● **EXERCISE TASK**:
Repeat the whole listing exactly as written.

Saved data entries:
— Begin —

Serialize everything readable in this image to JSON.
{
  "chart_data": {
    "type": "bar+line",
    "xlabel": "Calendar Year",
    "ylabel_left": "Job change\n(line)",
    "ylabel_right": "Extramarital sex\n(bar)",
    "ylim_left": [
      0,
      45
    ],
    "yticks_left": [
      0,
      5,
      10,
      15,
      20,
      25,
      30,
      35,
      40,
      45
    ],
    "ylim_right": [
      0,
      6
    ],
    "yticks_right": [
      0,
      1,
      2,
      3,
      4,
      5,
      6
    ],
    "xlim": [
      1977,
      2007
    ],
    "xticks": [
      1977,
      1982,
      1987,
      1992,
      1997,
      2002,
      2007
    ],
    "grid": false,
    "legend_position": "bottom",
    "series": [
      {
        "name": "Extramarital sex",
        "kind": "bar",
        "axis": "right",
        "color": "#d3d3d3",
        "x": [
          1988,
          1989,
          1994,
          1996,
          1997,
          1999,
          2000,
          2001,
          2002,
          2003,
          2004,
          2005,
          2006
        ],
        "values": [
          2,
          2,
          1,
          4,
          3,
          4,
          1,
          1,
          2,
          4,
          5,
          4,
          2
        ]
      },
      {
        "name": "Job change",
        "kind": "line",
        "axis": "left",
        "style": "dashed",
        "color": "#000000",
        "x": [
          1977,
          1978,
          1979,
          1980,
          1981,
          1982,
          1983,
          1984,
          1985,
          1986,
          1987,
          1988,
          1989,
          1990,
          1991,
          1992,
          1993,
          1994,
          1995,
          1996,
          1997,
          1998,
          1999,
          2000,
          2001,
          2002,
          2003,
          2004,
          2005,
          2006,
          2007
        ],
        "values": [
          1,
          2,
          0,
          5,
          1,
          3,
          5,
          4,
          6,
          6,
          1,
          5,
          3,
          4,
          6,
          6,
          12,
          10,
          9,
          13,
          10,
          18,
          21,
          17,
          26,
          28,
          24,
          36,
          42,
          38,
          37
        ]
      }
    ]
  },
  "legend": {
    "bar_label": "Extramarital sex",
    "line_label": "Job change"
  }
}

— End —

● **RESULT FOR THIS EXERCISE**:
Serialize everything readable in this image to JSON.
{
  "chart_data": {
    "type": "bar+line",
    "xlabel": "Calendar Year",
    "ylabel_left": "Job change\n(line)",
    "ylabel_right": "Extramarital sex\n(bar)",
    "ylim_left": [
      0,
      45
    ],
    "yticks_left": [
      0,
      5,
      10,
      15,
      20,
      25,
      30,
      35,
      40,
      45
    ],
    "ylim_right": [
      0,
      6
    ],
    "yticks_right": [
      0,
      1,
      2,
      3,
      4,
      5,
      6
    ],
    "xlim": [
      1977,
      2007
    ],
    "xticks": [
      1977,
      1982,
      1987,
      1992,
      1997,
      2002,
      2007
    ],
    "grid": false,
    "legend_position": "bottom",
    "series": [
      {
        "name": "Extramarital sex",
        "kind": "bar",
        "axis": "right",
        "color": "#d3d3d3",
        "x": [
          1988,
          1989,
          1994,
          1996,
          1997,
          1999,
          2000,
          2001,
          2002,
          2003,
          2004,
          2005,
          2006
        ],
        "values": [
          2,
          2,
          1,
          4,
          3,
          4,
          1,
          1,
          2,
          4,
          5,
          4,
          2
        ]
      },
      {
        "name": "Job change",
        "kind": "line",
        "axis": "left",
        "style": "dashed",
        "color": "#000000",
        "x": [
          1977,
          1978,
          1979,
          1980,
          1981,
          1982,
          1983,
          1984,
          1985,
          1986,
          1987,
          1988,
          1989,
          1990,
          1991,
          1992,
          1993,
          1994,
          1995,
          1996,
          1997,
          1998,
          1999,
          2000,
          2001,
          2002,
          2003,
          2004,
          2005,
          2006,
          2007
        ],
        "values": [
          1,
          2,
          0,
          5,
          1,
          3,
          5,
          4,
          6,
          6,
          1,
          5,
          3,
          4,
          6,
          6,
          12,
          10,
          9,
          13,
          10,
          18,
          21,
          17,
          26,
          28,
          24,
          36,
          42,
          38,
          37
        ]
      }
    ]
  },
  "legend": {
    "bar_label": "Extramarital sex",
    "line_label": "Job change"
  }
}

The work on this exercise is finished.